• **The problem**: Look for the string "this" in every line, and copy each line that has it.

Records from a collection
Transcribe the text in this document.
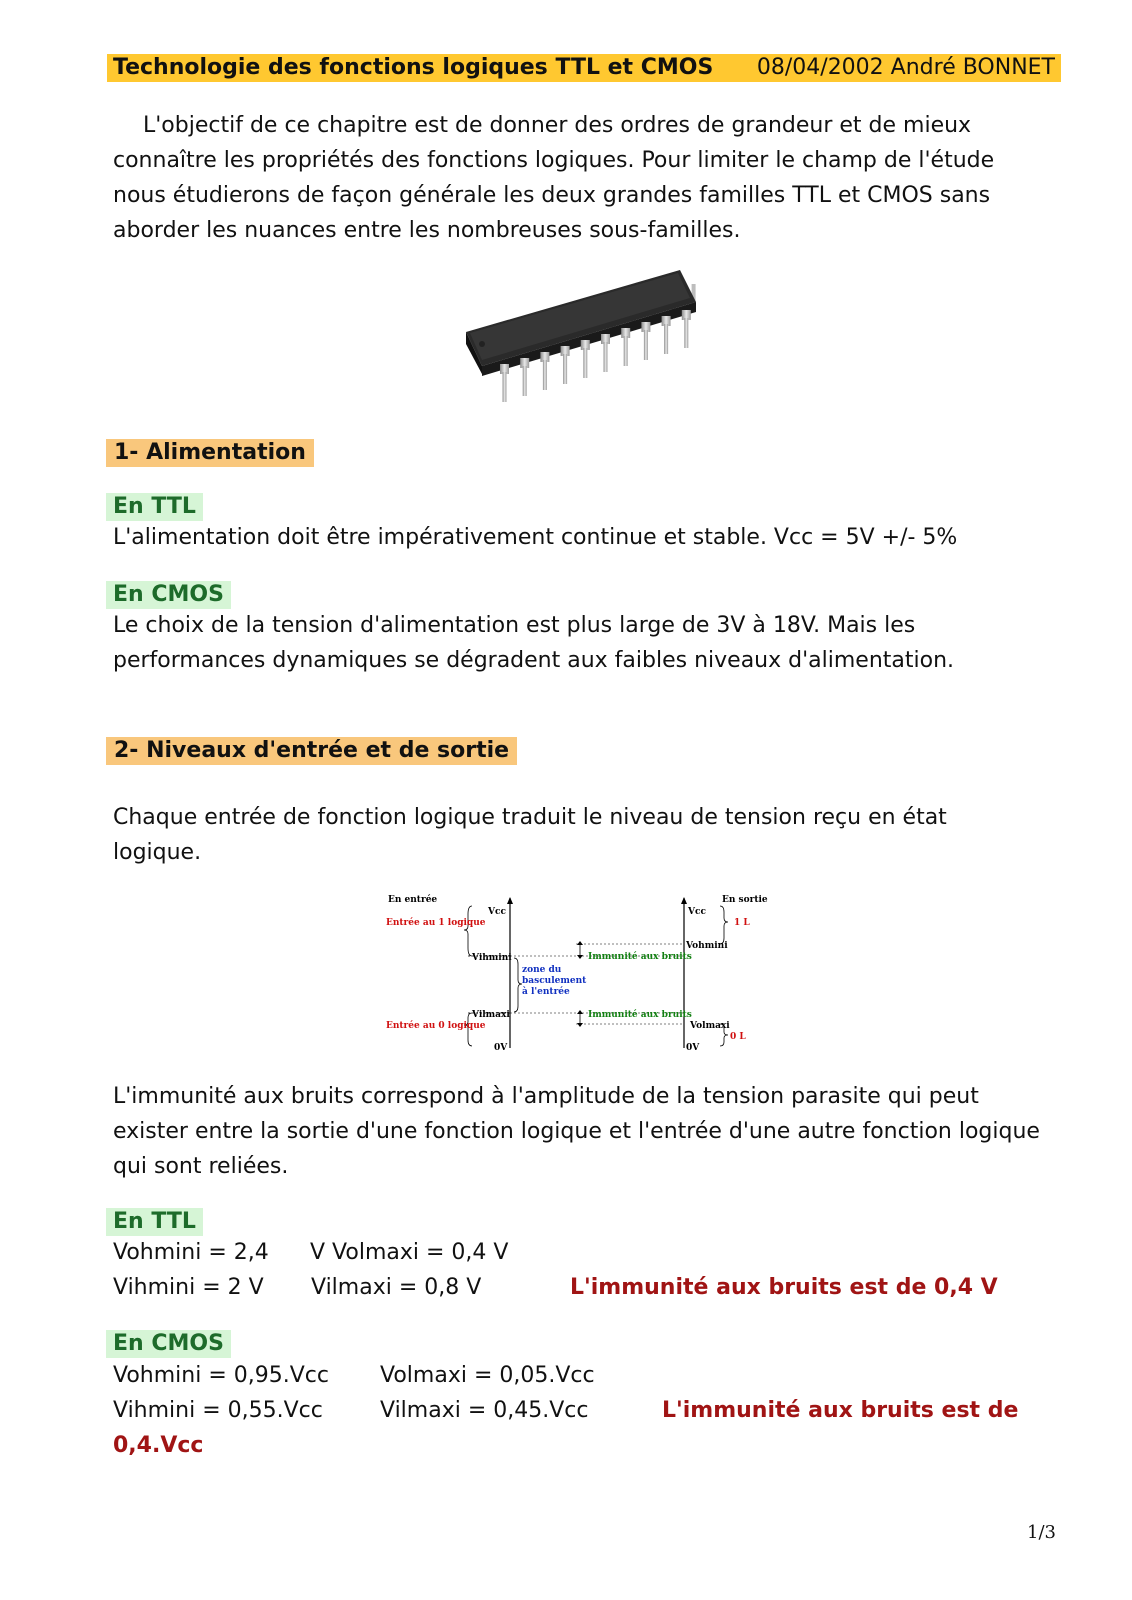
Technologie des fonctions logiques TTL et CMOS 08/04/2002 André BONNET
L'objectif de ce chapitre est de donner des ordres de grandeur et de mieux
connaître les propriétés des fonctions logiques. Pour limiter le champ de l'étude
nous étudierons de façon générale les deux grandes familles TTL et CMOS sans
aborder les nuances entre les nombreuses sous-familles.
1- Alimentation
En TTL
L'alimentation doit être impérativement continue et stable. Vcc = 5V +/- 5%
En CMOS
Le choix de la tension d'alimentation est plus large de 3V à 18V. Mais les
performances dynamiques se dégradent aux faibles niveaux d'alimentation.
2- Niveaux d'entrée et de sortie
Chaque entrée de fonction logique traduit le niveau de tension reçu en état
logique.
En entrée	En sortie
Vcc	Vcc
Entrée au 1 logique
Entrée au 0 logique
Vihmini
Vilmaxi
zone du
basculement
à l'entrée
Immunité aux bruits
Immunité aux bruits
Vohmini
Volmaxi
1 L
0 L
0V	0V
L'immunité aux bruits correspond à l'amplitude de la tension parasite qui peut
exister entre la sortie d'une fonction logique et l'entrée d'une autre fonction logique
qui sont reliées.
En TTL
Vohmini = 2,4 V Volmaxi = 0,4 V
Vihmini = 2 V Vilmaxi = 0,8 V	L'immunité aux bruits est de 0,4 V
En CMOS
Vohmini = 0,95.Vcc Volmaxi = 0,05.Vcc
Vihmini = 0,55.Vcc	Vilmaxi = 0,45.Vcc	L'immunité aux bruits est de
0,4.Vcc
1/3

...

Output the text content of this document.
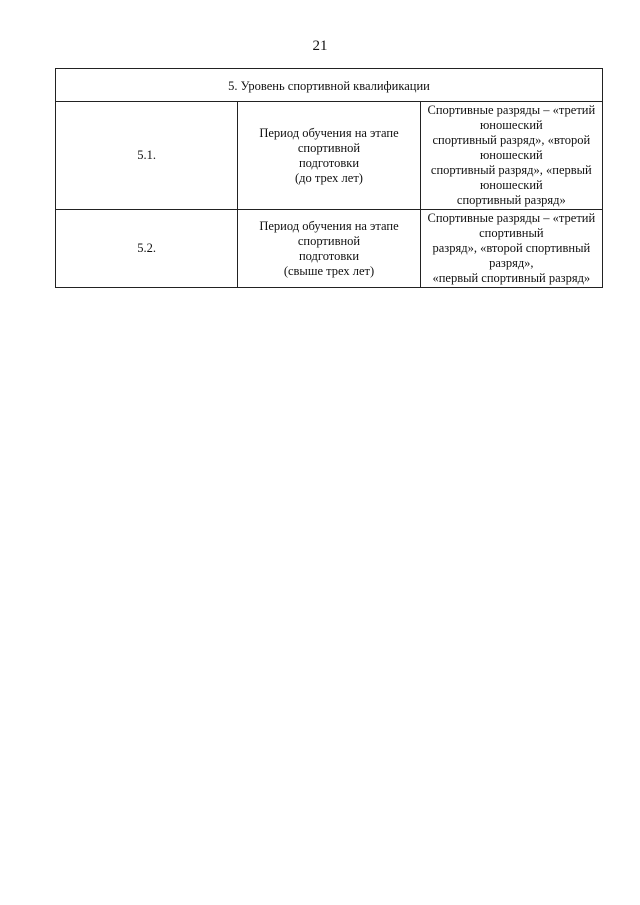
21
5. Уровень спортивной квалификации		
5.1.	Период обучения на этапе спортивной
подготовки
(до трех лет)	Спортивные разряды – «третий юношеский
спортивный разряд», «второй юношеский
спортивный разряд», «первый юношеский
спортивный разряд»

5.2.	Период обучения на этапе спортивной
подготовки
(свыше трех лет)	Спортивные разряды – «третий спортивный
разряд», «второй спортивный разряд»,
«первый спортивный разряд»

• **Exercise response**:
Transcribe the text in this document.
Output the text content of this document.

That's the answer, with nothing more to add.